TASK REQUIREMENTS —
From the entries below, gather each line containing the word "Хакасия".

MATERIAL FOR THIS EXERCISE —
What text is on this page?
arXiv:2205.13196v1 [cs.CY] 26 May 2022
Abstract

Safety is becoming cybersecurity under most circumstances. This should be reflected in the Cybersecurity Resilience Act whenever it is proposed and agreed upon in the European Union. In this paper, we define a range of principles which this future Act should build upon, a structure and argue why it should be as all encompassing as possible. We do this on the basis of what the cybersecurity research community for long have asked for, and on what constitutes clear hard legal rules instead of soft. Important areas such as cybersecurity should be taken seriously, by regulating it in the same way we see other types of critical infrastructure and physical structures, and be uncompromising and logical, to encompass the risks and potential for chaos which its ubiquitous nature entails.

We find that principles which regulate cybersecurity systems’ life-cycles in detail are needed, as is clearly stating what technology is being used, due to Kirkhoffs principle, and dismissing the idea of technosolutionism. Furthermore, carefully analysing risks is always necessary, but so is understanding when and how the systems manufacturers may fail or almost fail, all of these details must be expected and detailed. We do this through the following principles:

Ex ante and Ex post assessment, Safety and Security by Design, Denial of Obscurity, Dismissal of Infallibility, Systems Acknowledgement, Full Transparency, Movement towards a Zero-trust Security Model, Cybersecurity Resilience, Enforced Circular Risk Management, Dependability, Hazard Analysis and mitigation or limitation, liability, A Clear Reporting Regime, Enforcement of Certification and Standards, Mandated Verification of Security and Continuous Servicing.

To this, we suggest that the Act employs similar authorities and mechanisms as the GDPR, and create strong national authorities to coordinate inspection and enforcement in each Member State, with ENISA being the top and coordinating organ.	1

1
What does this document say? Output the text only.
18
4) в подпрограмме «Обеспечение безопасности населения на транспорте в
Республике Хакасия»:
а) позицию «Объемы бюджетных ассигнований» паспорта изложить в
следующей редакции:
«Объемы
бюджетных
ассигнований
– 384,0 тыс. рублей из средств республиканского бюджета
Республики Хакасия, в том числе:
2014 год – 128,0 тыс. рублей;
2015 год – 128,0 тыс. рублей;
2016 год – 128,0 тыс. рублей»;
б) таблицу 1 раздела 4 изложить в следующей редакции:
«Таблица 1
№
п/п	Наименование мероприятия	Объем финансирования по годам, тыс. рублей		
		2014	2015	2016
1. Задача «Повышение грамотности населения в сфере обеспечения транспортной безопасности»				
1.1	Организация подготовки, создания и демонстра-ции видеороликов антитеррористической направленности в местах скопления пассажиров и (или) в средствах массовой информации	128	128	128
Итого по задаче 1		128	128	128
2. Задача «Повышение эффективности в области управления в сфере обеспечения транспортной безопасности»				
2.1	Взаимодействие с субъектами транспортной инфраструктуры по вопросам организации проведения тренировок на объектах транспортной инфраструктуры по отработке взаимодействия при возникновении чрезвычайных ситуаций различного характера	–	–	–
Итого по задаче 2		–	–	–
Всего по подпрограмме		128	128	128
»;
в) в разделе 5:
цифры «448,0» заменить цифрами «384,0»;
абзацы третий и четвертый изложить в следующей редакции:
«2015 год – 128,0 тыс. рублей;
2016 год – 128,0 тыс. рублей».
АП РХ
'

SOLVED EXERCISE —
Республике Хакасия»:
Республики Хакасия, в том числе:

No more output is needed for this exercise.